_Given instruction_:
Please write out again, unchanged, the items below, starting at the first item and ending at the line containing "candle-body <box>932 341 934 346</box>".

--- START OF Records provided ---

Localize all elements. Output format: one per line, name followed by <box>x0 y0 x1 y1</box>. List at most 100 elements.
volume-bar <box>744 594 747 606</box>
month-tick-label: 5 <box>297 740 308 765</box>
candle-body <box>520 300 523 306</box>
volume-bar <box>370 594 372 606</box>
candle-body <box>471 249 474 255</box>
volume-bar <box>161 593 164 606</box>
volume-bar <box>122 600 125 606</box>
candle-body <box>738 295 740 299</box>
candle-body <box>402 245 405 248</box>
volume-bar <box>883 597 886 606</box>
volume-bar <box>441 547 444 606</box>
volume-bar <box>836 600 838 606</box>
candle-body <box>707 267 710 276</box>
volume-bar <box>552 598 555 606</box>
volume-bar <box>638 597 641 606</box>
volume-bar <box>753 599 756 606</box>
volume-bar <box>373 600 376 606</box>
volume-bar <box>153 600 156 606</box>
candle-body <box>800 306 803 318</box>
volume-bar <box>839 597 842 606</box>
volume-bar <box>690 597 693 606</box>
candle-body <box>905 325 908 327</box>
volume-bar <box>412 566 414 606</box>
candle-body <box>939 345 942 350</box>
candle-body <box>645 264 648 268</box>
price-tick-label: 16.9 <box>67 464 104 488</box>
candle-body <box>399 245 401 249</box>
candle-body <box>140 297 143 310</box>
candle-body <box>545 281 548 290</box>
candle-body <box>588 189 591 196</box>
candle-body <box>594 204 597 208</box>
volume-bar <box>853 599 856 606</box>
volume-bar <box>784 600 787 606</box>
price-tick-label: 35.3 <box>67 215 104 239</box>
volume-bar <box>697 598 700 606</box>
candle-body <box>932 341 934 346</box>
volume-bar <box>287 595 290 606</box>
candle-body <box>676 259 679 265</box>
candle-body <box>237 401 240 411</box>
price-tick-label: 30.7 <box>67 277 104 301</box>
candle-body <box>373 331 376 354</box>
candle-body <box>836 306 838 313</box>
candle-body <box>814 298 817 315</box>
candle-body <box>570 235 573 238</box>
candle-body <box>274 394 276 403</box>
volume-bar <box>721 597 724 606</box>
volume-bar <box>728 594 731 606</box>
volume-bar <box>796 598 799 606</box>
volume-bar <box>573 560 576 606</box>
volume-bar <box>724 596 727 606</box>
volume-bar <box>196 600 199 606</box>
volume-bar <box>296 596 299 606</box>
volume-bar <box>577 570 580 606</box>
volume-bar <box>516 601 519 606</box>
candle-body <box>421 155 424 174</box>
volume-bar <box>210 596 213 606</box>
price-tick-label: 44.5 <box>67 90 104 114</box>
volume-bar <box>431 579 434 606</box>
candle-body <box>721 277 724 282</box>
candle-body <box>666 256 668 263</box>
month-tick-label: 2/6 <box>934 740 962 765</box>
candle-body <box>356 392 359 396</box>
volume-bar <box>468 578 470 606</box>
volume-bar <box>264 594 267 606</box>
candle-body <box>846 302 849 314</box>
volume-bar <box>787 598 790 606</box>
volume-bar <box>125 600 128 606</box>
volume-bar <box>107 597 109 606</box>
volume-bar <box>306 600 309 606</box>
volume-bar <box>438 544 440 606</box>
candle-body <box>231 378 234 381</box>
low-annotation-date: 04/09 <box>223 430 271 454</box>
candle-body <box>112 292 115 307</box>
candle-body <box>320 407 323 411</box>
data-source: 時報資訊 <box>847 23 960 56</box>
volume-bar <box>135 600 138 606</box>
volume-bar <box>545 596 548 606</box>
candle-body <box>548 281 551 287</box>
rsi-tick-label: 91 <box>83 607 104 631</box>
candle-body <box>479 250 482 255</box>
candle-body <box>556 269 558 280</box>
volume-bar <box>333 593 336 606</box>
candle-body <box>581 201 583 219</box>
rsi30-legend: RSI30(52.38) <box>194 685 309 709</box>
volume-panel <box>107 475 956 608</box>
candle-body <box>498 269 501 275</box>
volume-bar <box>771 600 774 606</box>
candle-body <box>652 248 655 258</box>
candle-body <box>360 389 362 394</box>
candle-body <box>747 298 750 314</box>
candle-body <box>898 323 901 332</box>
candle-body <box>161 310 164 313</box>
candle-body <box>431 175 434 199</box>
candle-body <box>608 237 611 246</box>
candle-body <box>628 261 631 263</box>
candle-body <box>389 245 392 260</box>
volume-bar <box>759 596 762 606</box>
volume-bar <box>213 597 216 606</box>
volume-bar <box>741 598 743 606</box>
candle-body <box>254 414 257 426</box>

--- END OF Records provided ---

_Written answer_:
Localize all elements. Output format: one per line, name followed by <box>x0 y0 x1 y1</box>. List at most 100 elements.
volume-bar <box>744 594 747 606</box>
month-tick-label: 5 <box>297 740 308 765</box>
candle-body <box>520 300 523 306</box>
volume-bar <box>370 594 372 606</box>
candle-body <box>471 249 474 255</box>
volume-bar <box>161 593 164 606</box>
volume-bar <box>122 600 125 606</box>
candle-body <box>738 295 740 299</box>
candle-body <box>402 245 405 248</box>
volume-bar <box>883 597 886 606</box>
volume-bar <box>441 547 444 606</box>
volume-bar <box>836 600 838 606</box>
candle-body <box>707 267 710 276</box>
volume-bar <box>552 598 555 606</box>
volume-bar <box>638 597 641 606</box>
volume-bar <box>753 599 756 606</box>
volume-bar <box>373 600 376 606</box>
volume-bar <box>153 600 156 606</box>
candle-body <box>800 306 803 318</box>
volume-bar <box>839 597 842 606</box>
volume-bar <box>690 597 693 606</box>
candle-body <box>905 325 908 327</box>
volume-bar <box>412 566 414 606</box>
candle-body <box>939 345 942 350</box>
candle-body <box>645 264 648 268</box>
price-tick-label: 16.9 <box>67 464 104 488</box>
candle-body <box>399 245 401 249</box>
candle-body <box>140 297 143 310</box>
candle-body <box>545 281 548 290</box>
candle-body <box>588 189 591 196</box>
candle-body <box>594 204 597 208</box>
volume-bar <box>853 599 856 606</box>
volume-bar <box>784 600 787 606</box>
price-tick-label: 35.3 <box>67 215 104 239</box>
volume-bar <box>697 598 700 606</box>
candle-body <box>932 341 934 346</box>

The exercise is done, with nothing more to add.